Saved data entries:
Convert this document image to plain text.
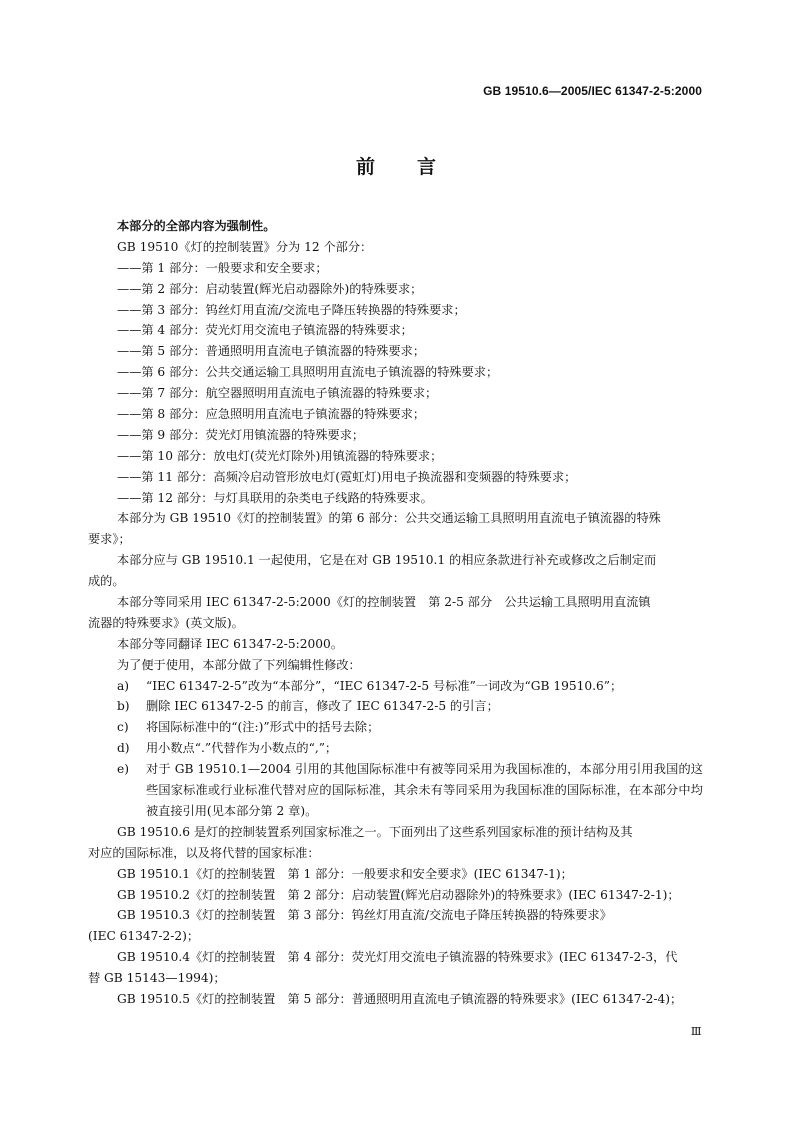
GB 19510.6—2005/IEC 61347-2-5:2000
前 言
本部分的全部内容为强制性。
GB 19510《灯的控制装置》分为 12 个部分：
——第 1 部分：一般要求和安全要求；
——第 2 部分：启动装置(辉光启动器除外)的特殊要求；
——第 3 部分：钨丝灯用直流/交流电子降压转换器的特殊要求；
——第 4 部分：荧光灯用交流电子镇流器的特殊要求；
——第 5 部分：普通照明用直流电子镇流器的特殊要求；
——第 6 部分：公共交通运输工具照明用直流电子镇流器的特殊要求；
——第 7 部分：航空器照明用直流电子镇流器的特殊要求；
——第 8 部分：应急照明用直流电子镇流器的特殊要求；
——第 9 部分：荧光灯用镇流器的特殊要求；
——第 10 部分：放电灯(荧光灯除外)用镇流器的特殊要求；
——第 11 部分：高频冷启动管形放电灯(霓虹灯)用电子换流器和变频器的特殊要求；
——第 12 部分：与灯具联用的杂类电子线路的特殊要求。
本部分为 GB 19510《灯的控制装置》的第 6 部分：公共交通运输工具照明用直流电子镇流器的特殊
要求》；
本部分应与 GB 19510.1 一起使用，它是在对 GB 19510.1 的相应条款进行补充或修改之后制定而
成的。
本部分等同采用 IEC 61347-2-5:2000《灯的控制装置　第 2-5 部分　公共运输工具照明用直流镇
流器的特殊要求》(英文版)。
本部分等同翻译 IEC 61347-2-5:2000。
为了便于使用，本部分做了下列编辑性修改：
a) “IEC 61347-2-5”改为“本部分”，“IEC 61347-2-5 号标准”一词改为“GB 19510.6”；
b) 删除 IEC 61347-2-5 的前言，修改了 IEC 61347-2-5 的引言；
c) 将国际标准中的“(注:)”形式中的括号去除；
d) 用小数点“.”代替作为小数点的“,”；
e) 对于 GB 19510.1—2004 引用的其他国际标准中有被等同采用为我国标准的，本部分用引用我国的这些国家标准或行业标准代替对应的国际标准，其余未有等同采用为我国标准的国际标准，在本部分中均被直接引用(见本部分第 2 章)。
GB 19510.6 是灯的控制装置系列国家标准之一。下面列出了这些系列国家标准的预计结构及其
对应的国际标准，以及将代替的国家标准：
GB 19510.1《灯的控制装置　第 1 部分：一般要求和安全要求》(IEC 61347-1)；
GB 19510.2《灯的控制装置　第 2 部分：启动装置(辉光启动器除外)的特殊要求》(IEC 61347-2-1)；
GB 19510.3《灯的控制装置　第 3 部分：钨丝灯用直流/交流电子降压转换器的特殊要求》
(IEC 61347-2-2)；
GB 19510.4《灯的控制装置　第 4 部分：荧光灯用交流电子镇流器的特殊要求》(IEC 61347-2-3，代
替 GB 15143—1994)；
GB 19510.5《灯的控制装置　第 5 部分：普通照明用直流电子镇流器的特殊要求》(IEC 61347-2-4)；
Ⅲ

Problem description
What is the number of lines holding the word "钨丝灯用直流"? State it alone.

Problem solution
2